Task requirements:
Give every line below again, exactly.

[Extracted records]
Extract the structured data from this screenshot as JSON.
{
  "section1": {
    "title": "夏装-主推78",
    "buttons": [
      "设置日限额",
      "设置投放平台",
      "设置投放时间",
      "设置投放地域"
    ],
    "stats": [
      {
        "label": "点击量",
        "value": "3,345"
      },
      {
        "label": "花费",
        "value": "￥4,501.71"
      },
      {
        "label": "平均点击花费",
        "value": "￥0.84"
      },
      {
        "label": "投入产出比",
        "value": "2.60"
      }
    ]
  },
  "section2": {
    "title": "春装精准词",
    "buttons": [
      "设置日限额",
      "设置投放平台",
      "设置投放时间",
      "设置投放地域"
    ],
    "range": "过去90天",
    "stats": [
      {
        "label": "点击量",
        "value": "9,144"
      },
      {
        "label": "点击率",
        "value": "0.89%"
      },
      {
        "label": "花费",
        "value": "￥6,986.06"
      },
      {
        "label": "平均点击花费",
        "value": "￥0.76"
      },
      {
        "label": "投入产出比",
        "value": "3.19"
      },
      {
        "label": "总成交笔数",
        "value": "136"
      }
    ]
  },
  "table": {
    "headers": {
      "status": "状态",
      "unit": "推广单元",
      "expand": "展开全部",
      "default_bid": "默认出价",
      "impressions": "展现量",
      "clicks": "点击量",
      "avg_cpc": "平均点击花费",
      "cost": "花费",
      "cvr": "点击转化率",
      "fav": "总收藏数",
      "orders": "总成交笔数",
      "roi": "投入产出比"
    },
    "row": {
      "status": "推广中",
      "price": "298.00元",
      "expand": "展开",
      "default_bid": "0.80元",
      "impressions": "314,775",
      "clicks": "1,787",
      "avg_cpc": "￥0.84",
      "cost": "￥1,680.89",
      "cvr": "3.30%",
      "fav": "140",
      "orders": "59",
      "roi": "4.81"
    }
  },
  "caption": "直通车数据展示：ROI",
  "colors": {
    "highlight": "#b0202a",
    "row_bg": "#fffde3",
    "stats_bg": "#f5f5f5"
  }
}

In response:
Extract the structured data from this screenshot as JSON.
{
  "section1": {
    "title": "夏装-主推78",
    "buttons": [
      "设置日限额",
      "设置投放平台",
      "设置投放时间",
      "设置投放地域"
    ],
    "stats": [
      {
        "label": "点击量",
        "value": "3,345"
      },
      {
        "label": "花费",
        "value": "￥4,501.71"
      },
      {
        "label": "平均点击花费",
        "value": "￥0.84"
      },
      {
        "label": "投入产出比",
        "value": "2.60"
      }
    ]
  },
  "section2": {
    "title": "春装精准词",
    "buttons": [
      "设置日限额",
      "设置投放平台",
      "设置投放时间",
      "设置投放地域"
    ],
    "range": "过去90天",
    "stats": [
      {
        "label": "点击量",
        "value": "9,144"
      },
      {
        "label": "点击率",
        "value": "0.89%"
      },
      {
        "label": "花费",
        "value": "￥6,986.06"
      },
      {
        "label": "平均点击花费",
        "value": "￥0.76"
      },
      {
        "label": "投入产出比",
        "value": "3.19"
      },
      {
        "label": "总成交笔数",
        "value": "136"
      }
    ]
  },
  "table": {
    "headers": {
      "status": "状态",
      "unit": "推广单元",
      "expand": "展开全部",
      "default_bid": "默认出价",
      "impressions": "展现量",
      "clicks": "点击量",
      "avg_cpc": "平均点击花费",
      "cost": "花费",
      "cvr": "点击转化率",
      "fav": "总收藏数",
      "orders": "总成交笔数",
      "roi": "投入产出比"
    },
    "row": {
      "status": "推广中",
      "price": "298.00元",
      "expand": "展开",
      "default_bid": "0.80元",
      "impressions": "314,775",
      "clicks": "1,787",
      "avg_cpc": "￥0.84",
      "cost": "￥1,680.89",
      "cvr": "3.30%",
      "fav": "140",
      "orders": "59",
      "roi": "4.81"
    }
  },
  "caption": "直通车数据展示：ROI",
  "colors": {
    "highlight": "#b0202a",
    "row_bg": "#fffde3",
    "stats_bg": "#f5f5f5"
  }
}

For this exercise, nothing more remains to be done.